## Exercise
Where a line contains the word "stats", copy that line in full.

## Material to process
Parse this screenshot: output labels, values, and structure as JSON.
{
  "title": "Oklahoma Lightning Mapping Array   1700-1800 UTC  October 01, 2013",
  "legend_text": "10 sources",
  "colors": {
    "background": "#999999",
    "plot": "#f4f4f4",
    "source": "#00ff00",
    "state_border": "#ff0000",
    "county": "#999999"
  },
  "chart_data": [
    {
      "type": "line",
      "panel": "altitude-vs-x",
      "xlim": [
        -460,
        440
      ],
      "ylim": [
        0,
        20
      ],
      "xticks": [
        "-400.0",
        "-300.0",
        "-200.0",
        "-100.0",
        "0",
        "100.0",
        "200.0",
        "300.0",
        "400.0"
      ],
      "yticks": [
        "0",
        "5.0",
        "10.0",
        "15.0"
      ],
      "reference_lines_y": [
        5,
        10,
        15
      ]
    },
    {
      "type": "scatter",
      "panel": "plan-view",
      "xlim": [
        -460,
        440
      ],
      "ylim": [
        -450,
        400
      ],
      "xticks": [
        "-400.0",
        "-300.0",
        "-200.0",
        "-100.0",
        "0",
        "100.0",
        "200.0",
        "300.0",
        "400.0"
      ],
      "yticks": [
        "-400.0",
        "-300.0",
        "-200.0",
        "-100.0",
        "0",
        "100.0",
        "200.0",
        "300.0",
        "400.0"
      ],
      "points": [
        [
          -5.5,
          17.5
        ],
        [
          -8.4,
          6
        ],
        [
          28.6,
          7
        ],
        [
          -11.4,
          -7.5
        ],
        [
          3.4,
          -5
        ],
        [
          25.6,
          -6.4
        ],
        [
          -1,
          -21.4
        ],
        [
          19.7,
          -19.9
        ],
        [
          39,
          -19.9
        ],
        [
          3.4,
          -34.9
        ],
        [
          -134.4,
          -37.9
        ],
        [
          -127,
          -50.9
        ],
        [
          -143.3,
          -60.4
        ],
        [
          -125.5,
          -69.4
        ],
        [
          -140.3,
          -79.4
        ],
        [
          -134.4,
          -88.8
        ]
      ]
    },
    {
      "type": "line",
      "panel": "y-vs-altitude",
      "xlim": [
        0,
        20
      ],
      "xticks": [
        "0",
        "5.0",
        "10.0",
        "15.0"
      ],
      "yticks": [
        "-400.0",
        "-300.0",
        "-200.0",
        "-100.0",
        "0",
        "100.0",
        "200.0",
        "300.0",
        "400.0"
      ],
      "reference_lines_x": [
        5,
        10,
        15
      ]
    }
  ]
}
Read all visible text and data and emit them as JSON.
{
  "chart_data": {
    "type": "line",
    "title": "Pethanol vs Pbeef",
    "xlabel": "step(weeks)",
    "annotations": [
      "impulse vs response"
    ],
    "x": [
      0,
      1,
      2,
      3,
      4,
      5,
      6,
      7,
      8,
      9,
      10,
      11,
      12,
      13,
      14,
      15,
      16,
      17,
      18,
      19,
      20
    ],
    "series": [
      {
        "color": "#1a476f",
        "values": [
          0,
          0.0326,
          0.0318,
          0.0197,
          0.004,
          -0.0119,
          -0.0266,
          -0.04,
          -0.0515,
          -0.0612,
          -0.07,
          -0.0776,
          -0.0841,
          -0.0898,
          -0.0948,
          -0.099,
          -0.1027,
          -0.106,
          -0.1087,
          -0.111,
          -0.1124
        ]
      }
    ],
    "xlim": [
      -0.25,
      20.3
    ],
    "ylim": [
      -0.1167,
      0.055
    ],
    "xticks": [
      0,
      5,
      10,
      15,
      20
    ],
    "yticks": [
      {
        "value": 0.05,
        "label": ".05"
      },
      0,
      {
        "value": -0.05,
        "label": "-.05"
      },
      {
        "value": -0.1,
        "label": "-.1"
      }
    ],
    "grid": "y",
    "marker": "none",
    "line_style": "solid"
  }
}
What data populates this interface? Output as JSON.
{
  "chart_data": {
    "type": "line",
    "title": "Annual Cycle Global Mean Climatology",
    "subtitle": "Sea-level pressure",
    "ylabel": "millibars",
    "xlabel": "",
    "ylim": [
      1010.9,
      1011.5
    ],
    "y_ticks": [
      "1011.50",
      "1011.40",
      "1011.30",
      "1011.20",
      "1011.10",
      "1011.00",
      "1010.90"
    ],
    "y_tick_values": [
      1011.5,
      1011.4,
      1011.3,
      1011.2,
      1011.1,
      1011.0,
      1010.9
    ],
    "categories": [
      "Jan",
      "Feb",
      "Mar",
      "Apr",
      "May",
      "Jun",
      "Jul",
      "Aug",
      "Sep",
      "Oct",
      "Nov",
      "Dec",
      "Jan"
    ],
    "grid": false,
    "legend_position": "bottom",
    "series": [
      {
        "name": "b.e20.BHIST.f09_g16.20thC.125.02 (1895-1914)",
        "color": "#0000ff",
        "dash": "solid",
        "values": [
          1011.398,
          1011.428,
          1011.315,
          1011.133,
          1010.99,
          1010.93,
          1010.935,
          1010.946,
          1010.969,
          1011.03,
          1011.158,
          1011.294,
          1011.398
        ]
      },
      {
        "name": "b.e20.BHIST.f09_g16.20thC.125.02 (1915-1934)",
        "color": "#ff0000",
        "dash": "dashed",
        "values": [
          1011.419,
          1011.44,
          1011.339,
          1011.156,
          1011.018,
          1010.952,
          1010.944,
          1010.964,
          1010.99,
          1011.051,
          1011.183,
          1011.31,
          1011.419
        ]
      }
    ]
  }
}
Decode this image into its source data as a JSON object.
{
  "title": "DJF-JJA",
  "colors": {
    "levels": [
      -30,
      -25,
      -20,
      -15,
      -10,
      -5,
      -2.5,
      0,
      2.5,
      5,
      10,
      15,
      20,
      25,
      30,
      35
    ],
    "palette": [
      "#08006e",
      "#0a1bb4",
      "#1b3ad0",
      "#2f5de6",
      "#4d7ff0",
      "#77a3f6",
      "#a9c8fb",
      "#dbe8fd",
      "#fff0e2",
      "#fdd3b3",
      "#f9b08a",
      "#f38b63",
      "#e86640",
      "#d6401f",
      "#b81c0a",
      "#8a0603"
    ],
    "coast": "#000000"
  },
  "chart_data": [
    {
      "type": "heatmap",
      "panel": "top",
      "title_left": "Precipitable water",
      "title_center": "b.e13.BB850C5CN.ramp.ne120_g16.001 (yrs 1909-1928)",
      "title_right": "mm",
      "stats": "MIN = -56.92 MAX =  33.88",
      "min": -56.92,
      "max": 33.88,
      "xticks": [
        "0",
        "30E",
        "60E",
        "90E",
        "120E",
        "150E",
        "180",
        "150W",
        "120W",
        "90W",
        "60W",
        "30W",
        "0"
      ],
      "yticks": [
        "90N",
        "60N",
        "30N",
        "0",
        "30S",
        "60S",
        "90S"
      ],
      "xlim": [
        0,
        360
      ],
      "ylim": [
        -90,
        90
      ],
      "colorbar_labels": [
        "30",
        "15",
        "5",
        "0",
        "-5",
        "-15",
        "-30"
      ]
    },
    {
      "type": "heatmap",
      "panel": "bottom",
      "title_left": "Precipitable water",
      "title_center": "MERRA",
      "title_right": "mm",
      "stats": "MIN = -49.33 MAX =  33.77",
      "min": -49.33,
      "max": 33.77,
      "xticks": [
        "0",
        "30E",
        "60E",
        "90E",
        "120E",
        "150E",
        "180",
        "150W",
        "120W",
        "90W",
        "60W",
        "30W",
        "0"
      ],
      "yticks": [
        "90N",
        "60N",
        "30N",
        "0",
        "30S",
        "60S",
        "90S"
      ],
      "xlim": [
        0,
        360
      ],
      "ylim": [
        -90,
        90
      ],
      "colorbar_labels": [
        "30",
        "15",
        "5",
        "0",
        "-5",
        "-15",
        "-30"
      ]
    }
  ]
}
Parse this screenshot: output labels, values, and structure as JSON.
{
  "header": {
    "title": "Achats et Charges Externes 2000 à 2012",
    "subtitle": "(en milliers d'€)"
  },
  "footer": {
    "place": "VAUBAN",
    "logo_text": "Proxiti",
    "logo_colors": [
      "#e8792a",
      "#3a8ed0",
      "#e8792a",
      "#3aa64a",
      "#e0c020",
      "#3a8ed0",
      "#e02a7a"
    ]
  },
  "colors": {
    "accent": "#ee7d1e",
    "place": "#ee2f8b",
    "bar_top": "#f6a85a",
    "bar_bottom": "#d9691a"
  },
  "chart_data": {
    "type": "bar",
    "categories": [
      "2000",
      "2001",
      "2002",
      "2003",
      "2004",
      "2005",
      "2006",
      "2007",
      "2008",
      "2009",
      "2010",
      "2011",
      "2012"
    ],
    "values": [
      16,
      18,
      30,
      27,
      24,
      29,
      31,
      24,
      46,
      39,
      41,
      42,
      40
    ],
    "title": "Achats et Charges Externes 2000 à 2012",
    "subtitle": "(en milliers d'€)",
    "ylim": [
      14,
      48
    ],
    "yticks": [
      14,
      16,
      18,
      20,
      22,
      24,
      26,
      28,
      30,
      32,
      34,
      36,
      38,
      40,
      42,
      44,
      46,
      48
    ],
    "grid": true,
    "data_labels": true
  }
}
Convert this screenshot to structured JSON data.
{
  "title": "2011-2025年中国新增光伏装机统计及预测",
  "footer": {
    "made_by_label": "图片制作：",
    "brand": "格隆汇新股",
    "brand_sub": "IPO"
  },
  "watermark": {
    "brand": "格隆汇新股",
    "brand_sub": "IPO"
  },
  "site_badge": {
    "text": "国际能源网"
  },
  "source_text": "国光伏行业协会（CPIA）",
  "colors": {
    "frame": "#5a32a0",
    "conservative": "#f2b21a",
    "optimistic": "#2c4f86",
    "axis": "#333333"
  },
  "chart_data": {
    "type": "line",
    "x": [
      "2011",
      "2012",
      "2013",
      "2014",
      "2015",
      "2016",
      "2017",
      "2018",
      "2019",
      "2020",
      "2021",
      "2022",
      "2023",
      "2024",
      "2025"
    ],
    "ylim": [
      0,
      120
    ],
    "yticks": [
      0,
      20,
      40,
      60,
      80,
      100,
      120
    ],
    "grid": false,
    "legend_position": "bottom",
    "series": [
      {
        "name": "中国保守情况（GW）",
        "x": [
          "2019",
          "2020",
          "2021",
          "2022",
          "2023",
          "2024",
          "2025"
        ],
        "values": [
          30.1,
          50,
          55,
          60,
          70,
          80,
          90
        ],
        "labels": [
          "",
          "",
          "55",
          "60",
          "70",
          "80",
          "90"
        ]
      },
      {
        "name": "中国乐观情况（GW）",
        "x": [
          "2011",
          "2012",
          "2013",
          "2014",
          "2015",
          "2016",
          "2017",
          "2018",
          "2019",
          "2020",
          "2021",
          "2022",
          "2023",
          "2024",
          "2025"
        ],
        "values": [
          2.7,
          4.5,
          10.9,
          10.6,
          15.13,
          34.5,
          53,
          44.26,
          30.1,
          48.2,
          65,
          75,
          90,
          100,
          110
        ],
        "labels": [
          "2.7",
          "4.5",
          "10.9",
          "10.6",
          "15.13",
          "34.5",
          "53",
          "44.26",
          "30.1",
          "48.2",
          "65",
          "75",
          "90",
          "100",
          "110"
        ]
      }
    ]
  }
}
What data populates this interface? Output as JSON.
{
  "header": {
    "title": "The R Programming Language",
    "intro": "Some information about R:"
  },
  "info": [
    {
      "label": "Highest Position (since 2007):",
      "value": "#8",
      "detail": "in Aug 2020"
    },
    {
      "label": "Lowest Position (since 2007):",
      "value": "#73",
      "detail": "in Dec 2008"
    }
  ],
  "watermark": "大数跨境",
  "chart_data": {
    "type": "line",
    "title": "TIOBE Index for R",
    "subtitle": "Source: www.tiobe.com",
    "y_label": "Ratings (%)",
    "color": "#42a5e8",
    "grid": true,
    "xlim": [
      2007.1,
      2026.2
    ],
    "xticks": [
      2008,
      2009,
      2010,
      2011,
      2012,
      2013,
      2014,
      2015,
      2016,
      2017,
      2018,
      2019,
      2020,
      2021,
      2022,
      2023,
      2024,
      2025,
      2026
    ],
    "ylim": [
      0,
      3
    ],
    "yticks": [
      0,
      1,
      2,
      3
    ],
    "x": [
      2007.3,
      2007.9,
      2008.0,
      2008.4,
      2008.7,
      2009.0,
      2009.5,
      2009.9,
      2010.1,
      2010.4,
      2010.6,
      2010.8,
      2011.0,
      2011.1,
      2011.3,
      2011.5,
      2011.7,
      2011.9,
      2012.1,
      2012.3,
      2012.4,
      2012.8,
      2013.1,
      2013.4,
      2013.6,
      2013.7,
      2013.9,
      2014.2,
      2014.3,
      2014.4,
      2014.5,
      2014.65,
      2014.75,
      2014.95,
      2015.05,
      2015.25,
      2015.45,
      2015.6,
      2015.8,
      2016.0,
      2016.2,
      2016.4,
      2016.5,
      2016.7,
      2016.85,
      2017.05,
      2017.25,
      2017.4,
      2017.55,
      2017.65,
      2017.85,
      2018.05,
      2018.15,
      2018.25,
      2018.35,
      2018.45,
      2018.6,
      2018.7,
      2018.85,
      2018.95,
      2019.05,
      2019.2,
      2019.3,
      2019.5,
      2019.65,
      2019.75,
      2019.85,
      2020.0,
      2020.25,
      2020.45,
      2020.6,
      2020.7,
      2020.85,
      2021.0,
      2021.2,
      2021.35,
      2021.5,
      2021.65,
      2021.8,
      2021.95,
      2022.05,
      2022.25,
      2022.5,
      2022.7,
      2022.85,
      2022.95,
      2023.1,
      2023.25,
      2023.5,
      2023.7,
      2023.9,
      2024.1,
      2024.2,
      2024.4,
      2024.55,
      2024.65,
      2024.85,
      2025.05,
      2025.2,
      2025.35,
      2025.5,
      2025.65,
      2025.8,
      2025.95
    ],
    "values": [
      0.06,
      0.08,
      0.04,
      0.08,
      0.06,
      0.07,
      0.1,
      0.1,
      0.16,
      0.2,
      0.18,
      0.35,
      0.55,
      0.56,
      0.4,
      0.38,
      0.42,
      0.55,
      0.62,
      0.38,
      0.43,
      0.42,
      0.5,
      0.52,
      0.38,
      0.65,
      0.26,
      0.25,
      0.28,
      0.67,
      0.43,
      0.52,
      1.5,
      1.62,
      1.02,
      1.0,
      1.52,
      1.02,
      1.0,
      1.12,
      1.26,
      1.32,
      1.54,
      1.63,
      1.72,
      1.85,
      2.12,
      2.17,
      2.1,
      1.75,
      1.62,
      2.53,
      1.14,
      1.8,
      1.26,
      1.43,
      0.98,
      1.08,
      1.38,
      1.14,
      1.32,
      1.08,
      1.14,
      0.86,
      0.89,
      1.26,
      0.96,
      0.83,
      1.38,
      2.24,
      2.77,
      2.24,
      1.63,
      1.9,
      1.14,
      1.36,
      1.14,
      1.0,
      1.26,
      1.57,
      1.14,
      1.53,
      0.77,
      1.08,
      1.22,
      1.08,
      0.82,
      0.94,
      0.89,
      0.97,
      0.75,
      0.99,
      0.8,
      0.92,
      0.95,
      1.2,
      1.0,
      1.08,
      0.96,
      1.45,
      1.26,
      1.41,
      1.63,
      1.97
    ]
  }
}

## Result
      "stats": "MIN = -56.92 MAX =  33.88",
      "stats": "MIN = -49.33 MAX =  33.77",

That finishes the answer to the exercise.